Task statement>
Scan the records for the string "介意慎拍"; copy each line where it occurs.

The records>
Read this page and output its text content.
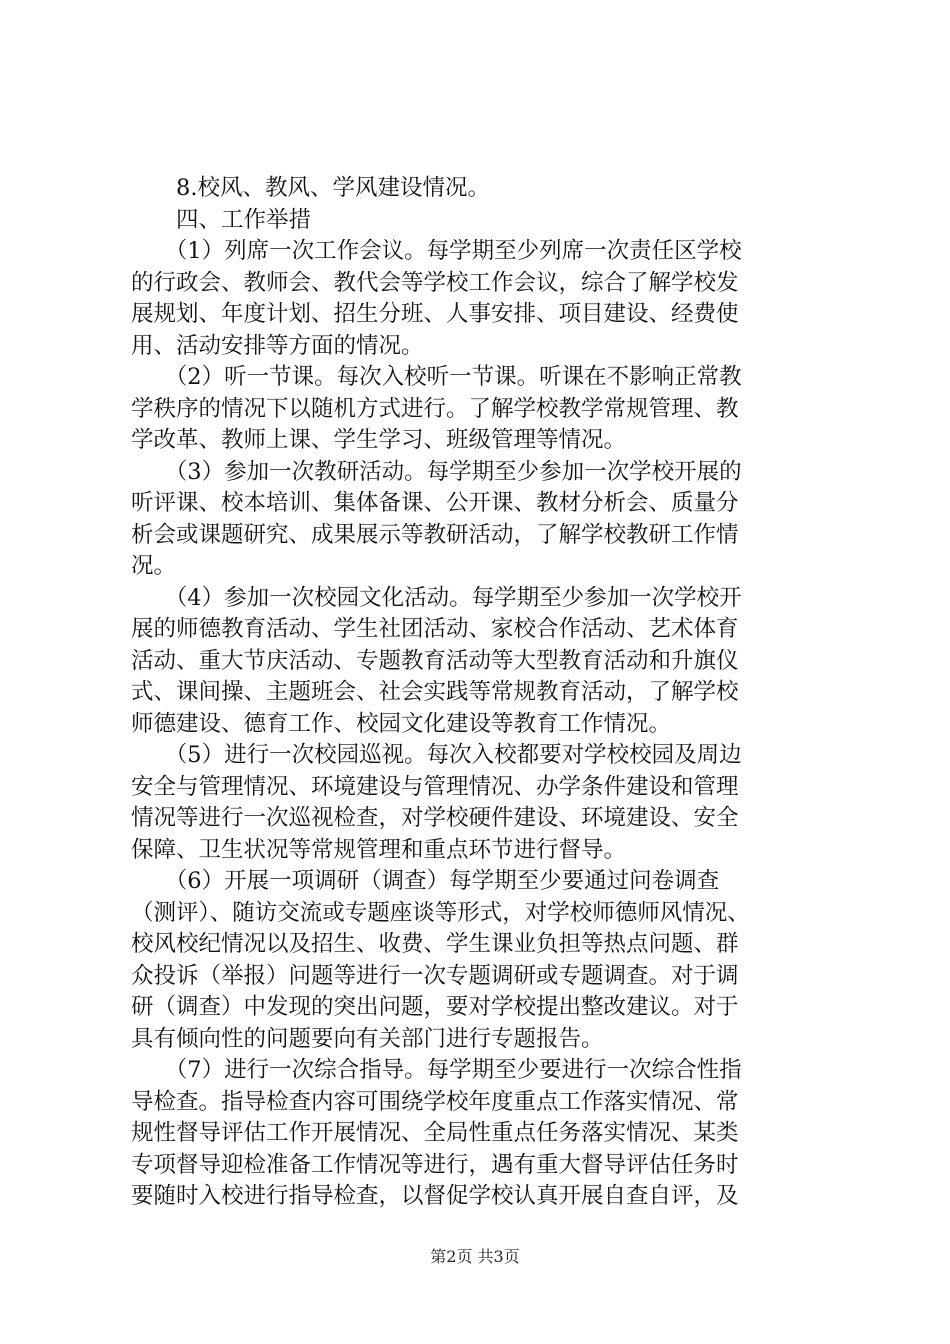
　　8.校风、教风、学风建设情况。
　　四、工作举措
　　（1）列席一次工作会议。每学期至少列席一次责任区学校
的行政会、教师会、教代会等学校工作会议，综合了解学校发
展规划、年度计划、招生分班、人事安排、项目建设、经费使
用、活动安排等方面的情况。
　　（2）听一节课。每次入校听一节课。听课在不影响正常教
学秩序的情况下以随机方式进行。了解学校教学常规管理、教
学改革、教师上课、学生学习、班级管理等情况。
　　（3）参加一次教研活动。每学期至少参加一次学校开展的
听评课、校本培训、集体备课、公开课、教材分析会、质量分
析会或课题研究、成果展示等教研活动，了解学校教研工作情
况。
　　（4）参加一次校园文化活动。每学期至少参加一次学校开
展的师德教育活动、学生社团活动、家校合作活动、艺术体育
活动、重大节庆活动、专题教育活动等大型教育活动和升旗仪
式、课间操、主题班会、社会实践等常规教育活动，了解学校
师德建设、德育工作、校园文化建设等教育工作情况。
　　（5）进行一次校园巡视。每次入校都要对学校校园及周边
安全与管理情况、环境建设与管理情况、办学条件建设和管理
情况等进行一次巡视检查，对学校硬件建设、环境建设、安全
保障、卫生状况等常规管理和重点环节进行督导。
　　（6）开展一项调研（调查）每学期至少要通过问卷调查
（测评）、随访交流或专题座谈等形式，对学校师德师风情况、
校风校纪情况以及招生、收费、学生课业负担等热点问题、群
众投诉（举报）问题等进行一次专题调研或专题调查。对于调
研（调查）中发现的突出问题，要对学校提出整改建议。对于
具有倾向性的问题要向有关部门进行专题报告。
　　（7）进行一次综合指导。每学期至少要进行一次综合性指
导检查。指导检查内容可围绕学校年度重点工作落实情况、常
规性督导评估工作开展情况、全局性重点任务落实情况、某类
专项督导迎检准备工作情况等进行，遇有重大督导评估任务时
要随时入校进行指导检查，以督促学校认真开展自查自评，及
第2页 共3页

...

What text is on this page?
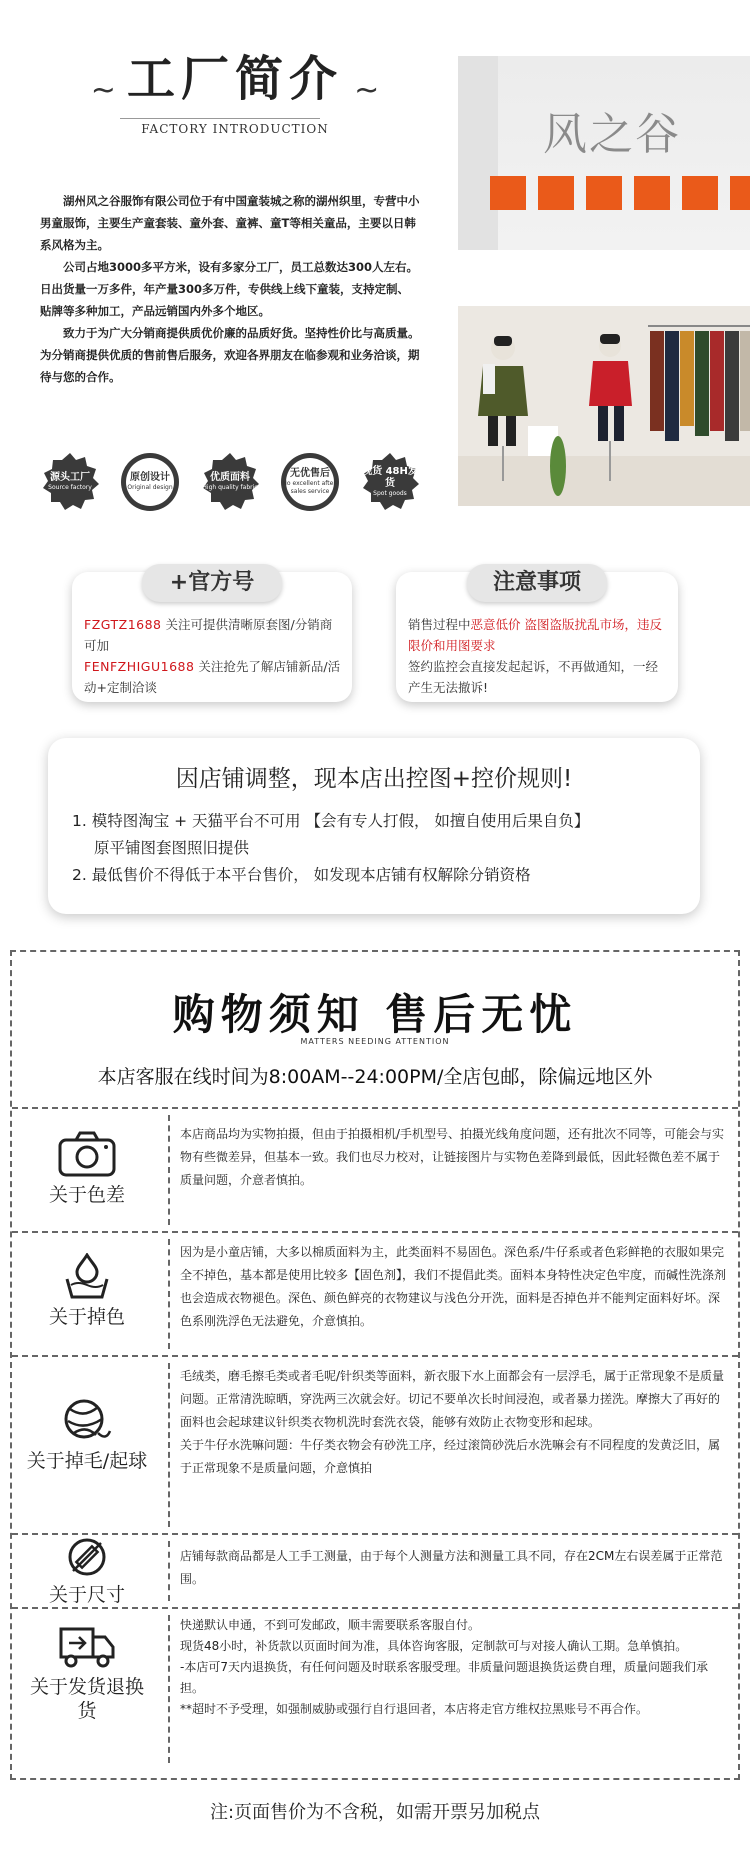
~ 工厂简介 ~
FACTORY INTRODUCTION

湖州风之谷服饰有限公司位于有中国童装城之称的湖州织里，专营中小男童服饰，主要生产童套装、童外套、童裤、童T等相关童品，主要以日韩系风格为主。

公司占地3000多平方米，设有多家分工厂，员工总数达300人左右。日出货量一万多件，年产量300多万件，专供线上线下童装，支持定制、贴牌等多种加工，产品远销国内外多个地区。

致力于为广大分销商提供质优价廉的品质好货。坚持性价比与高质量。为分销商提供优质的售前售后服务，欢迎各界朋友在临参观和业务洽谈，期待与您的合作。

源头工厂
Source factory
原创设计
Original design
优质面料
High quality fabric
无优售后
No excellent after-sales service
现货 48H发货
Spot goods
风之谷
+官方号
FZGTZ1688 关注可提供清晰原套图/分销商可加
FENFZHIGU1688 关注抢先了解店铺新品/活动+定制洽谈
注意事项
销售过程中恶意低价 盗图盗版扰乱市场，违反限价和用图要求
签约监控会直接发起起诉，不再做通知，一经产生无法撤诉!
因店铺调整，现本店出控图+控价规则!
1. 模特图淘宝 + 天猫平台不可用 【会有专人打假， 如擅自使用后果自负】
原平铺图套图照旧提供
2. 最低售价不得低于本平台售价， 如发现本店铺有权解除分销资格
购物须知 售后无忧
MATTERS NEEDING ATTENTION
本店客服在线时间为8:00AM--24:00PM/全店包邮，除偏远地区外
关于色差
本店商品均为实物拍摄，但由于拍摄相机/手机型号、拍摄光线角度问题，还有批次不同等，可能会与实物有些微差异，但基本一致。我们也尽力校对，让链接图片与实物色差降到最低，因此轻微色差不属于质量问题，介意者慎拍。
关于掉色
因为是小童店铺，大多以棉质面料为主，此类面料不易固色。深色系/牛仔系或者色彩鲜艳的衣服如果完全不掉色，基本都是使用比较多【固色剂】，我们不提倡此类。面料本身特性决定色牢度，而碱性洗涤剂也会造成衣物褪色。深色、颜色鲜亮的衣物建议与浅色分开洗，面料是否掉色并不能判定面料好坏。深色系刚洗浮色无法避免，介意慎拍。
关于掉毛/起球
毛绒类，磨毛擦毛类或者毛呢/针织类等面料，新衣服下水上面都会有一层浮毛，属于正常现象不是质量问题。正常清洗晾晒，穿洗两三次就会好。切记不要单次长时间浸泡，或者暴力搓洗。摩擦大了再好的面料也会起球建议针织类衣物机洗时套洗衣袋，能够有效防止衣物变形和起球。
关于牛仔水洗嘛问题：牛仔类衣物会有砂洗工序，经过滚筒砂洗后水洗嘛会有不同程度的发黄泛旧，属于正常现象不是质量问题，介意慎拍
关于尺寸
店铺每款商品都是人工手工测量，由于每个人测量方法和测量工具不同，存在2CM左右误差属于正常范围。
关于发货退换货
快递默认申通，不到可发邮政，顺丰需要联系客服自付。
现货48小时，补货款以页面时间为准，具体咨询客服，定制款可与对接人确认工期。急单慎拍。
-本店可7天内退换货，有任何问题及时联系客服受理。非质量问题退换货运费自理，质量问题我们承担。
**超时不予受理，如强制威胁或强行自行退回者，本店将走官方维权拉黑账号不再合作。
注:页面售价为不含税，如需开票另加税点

Answer to this task>
因为是小童店铺，大多以棉质面料为主，此类面料不易固色。深色系/牛仔系或者色彩鲜艳的衣服如果完全不掉色，基本都是使用比较多【固色剂】，我们不提倡此类。面料本身特性决定色牢度，而碱性洗涤剂也会造成衣物褪色。深色、颜色鲜亮的衣物建议与浅色分开洗，面料是否掉色并不能判定面料好坏。深色系刚洗浮色无法避免，介意慎拍。
关于牛仔水洗嘛问题：牛仔类衣物会有砂洗工序，经过滚筒砂洗后水洗嘛会有不同程度的发黄泛旧，属于正常现象不是质量问题，介意慎拍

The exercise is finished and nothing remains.